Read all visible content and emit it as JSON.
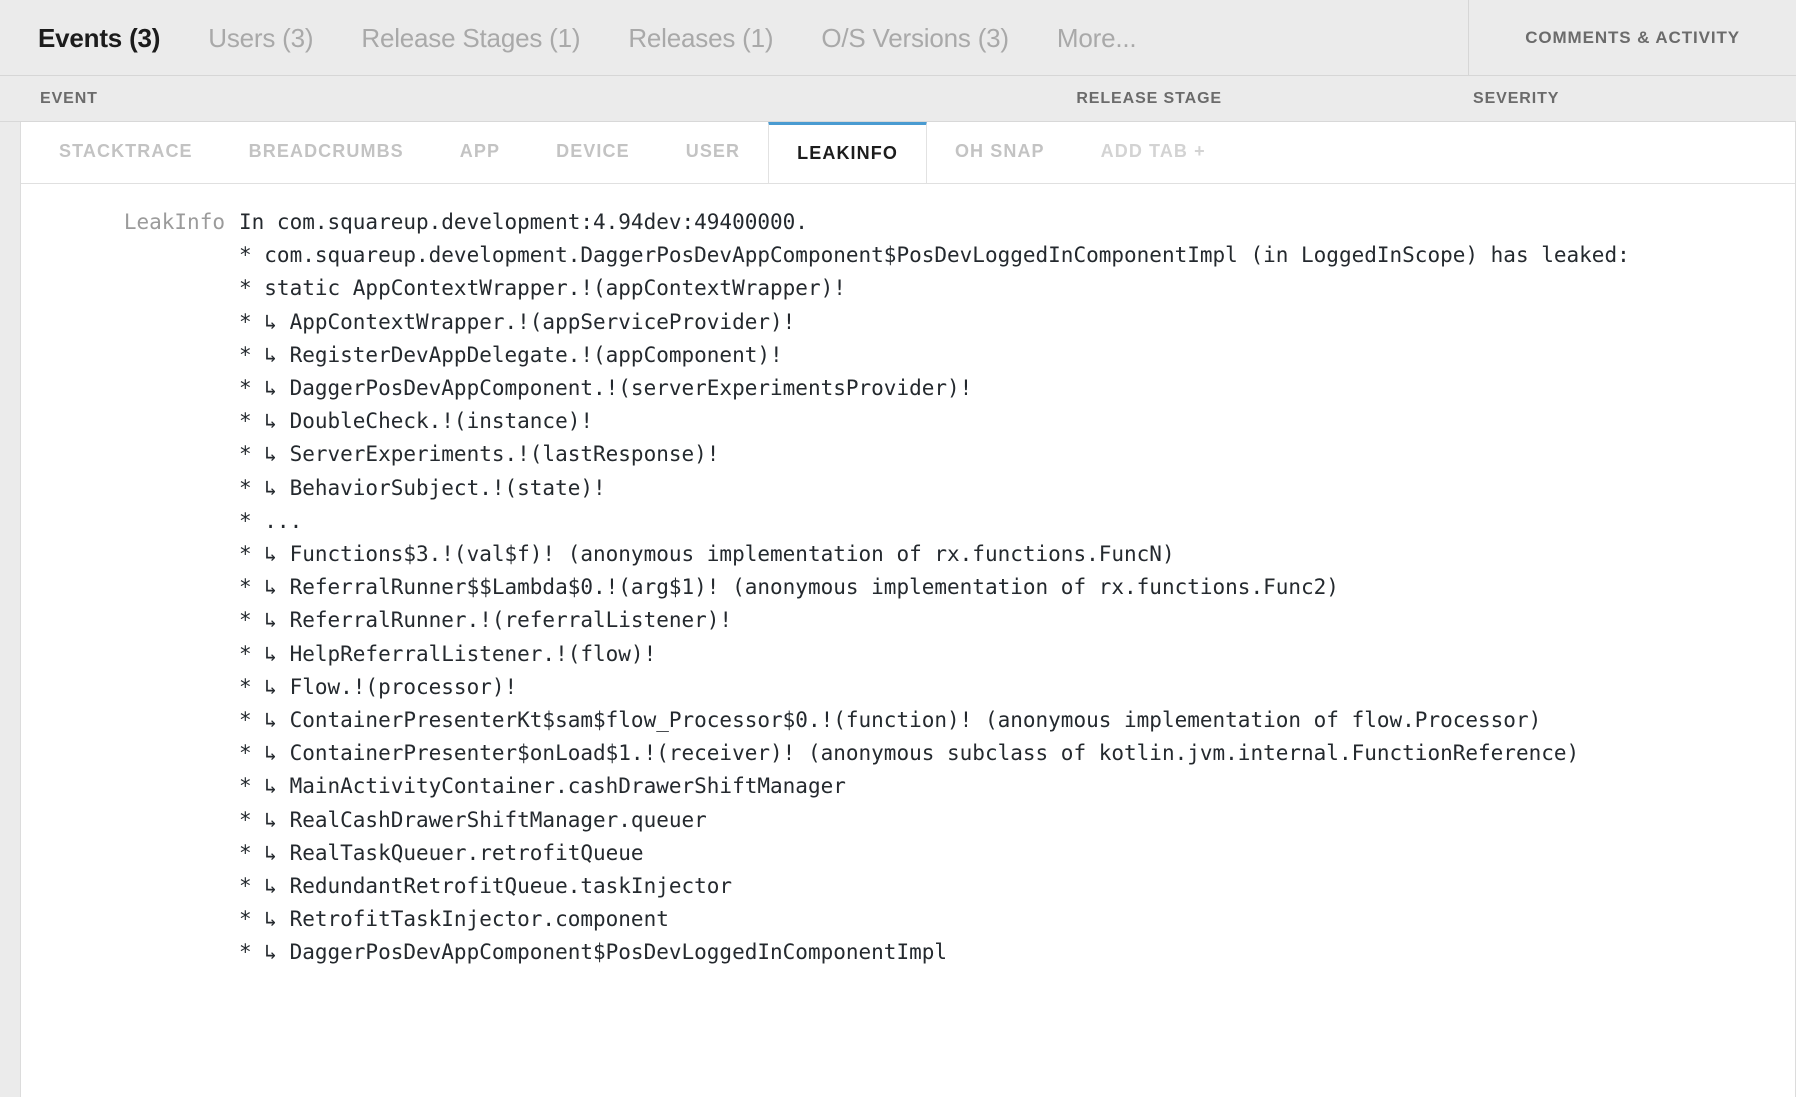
{
  "top_nav": {
    "tabs": [
      {
        "label": "Events (3)",
        "active": true
      },
      {
        "label": "Users (3)",
        "active": false
      },
      {
        "label": "Release Stages (1)",
        "active": false
      },
      {
        "label": "Releases (1)",
        "active": false
      },
      {
        "label": "O/S Versions (3)",
        "active": false
      },
      {
        "label": "More...",
        "active": false
      }
    ],
    "comments_activity": "COMMENTS & ACTIVITY"
  },
  "column_header": {
    "event": "EVENT",
    "release_stage": "RELEASE STAGE",
    "severity": "SEVERITY"
  },
  "detail_tabs": [
    {
      "label": "STACKTRACE",
      "active": false
    },
    {
      "label": "BREADCRUMBS",
      "active": false
    },
    {
      "label": "APP",
      "active": false
    },
    {
      "label": "DEVICE",
      "active": false
    },
    {
      "label": "USER",
      "active": false
    },
    {
      "label": "LEAKINFO",
      "active": true
    },
    {
      "label": "OH SNAP",
      "active": false
    },
    {
      "label": "ADD TAB +",
      "active": false
    }
  ],
  "leak_info": {
    "label": "LeakInfo",
    "lines": [
      "In com.squareup.development:4.94dev:49400000.",
      "* com.squareup.development.DaggerPosDevAppComponent$PosDevLoggedInComponentImpl (in LoggedInScope) has leaked:",
      "* static AppContextWrapper.!(appContextWrapper)!",
      "* ↳ AppContextWrapper.!(appServiceProvider)!",
      "* ↳ RegisterDevAppDelegate.!(appComponent)!",
      "* ↳ DaggerPosDevAppComponent.!(serverExperimentsProvider)!",
      "* ↳ DoubleCheck.!(instance)!",
      "* ↳ ServerExperiments.!(lastResponse)!",
      "* ↳ BehaviorSubject.!(state)!",
      "* ...",
      "* ↳ Functions$3.!(val$f)! (anonymous implementation of rx.functions.FuncN)",
      "* ↳ ReferralRunner$$Lambda$0.!(arg$1)! (anonymous implementation of rx.functions.Func2)",
      "* ↳ ReferralRunner.!(referralListener)!",
      "* ↳ HelpReferralListener.!(flow)!",
      "* ↳ Flow.!(processor)!",
      "* ↳ ContainerPresenterKt$sam$flow_Processor$0.!(function)! (anonymous implementation of flow.Processor)",
      "* ↳ ContainerPresenter$onLoad$1.!(receiver)! (anonymous subclass of kotlin.jvm.internal.FunctionReference)",
      "* ↳ MainActivityContainer.cashDrawerShiftManager",
      "* ↳ RealCashDrawerShiftManager.queuer",
      "* ↳ RealTaskQueuer.retrofitQueue",
      "* ↳ RedundantRetrofitQueue.taskInjector",
      "* ↳ RetrofitTaskInjector.component",
      "* ↳ DaggerPosDevAppComponent$PosDevLoggedInComponentImpl"
    ]
  },
  "colors": {
    "active_tab_underline": "#4a9bd1",
    "chrome_background": "#ebebeb",
    "panel_background": "#ffffff",
    "text_primary": "#1c1c1c",
    "text_muted": "#a9a9a9",
    "code_text": "#24292e"
  }
}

> [Problem details] Leave out the pictures and output every record above precisely as given.

> [Output below]
Read all visible content and emit it as JSON.
{
  "top_nav": {
    "tabs": [
      {
        "label": "Events (3)",
        "active": true
      },
      {
        "label": "Users (3)",
        "active": false
      },
      {
        "label": "Release Stages (1)",
        "active": false
      },
      {
        "label": "Releases (1)",
        "active": false
      },
      {
        "label": "O/S Versions (3)",
        "active": false
      },
      {
        "label": "More...",
        "active": false
      }
    ],
    "comments_activity": "COMMENTS & ACTIVITY"
  },
  "column_header": {
    "event": "EVENT",
    "release_stage": "RELEASE STAGE",
    "severity": "SEVERITY"
  },
  "detail_tabs": [
    {
      "label": "STACKTRACE",
      "active": false
    },
    {
      "label": "BREADCRUMBS",
      "active": false
    },
    {
      "label": "APP",
      "active": false
    },
    {
      "label": "DEVICE",
      "active": false
    },
    {
      "label": "USER",
      "active": false
    },
    {
      "label": "LEAKINFO",
      "active": true
    },
    {
      "label": "OH SNAP",
      "active": false
    },
    {
      "label": "ADD TAB +",
      "active": false
    }
  ],
  "leak_info": {
    "label": "LeakInfo",
    "lines": [
      "In com.squareup.development:4.94dev:49400000.",
      "* com.squareup.development.DaggerPosDevAppComponent$PosDevLoggedInComponentImpl (in LoggedInScope) has leaked:",
      "* static AppContextWrapper.!(appContextWrapper)!",
      "* ↳ AppContextWrapper.!(appServiceProvider)!",
      "* ↳ RegisterDevAppDelegate.!(appComponent)!",
      "* ↳ DaggerPosDevAppComponent.!(serverExperimentsProvider)!",
      "* ↳ DoubleCheck.!(instance)!",
      "* ↳ ServerExperiments.!(lastResponse)!",
      "* ↳ BehaviorSubject.!(state)!",
      "* ...",
      "* ↳ Functions$3.!(val$f)! (anonymous implementation of rx.functions.FuncN)",
      "* ↳ ReferralRunner$$Lambda$0.!(arg$1)! (anonymous implementation of rx.functions.Func2)",
      "* ↳ ReferralRunner.!(referralListener)!",
      "* ↳ HelpReferralListener.!(flow)!",
      "* ↳ Flow.!(processor)!",
      "* ↳ ContainerPresenterKt$sam$flow_Processor$0.!(function)! (anonymous implementation of flow.Processor)",
      "* ↳ ContainerPresenter$onLoad$1.!(receiver)! (anonymous subclass of kotlin.jvm.internal.FunctionReference)",
      "* ↳ MainActivityContainer.cashDrawerShiftManager",
      "* ↳ RealCashDrawerShiftManager.queuer",
      "* ↳ RealTaskQueuer.retrofitQueue",
      "* ↳ RedundantRetrofitQueue.taskInjector",
      "* ↳ RetrofitTaskInjector.component",
      "* ↳ DaggerPosDevAppComponent$PosDevLoggedInComponentImpl"
    ]
  },
  "colors": {
    "active_tab_underline": "#4a9bd1",
    "chrome_background": "#ebebeb",
    "panel_background": "#ffffff",
    "text_primary": "#1c1c1c",
    "text_muted": "#a9a9a9",
    "code_text": "#24292e"
  }
}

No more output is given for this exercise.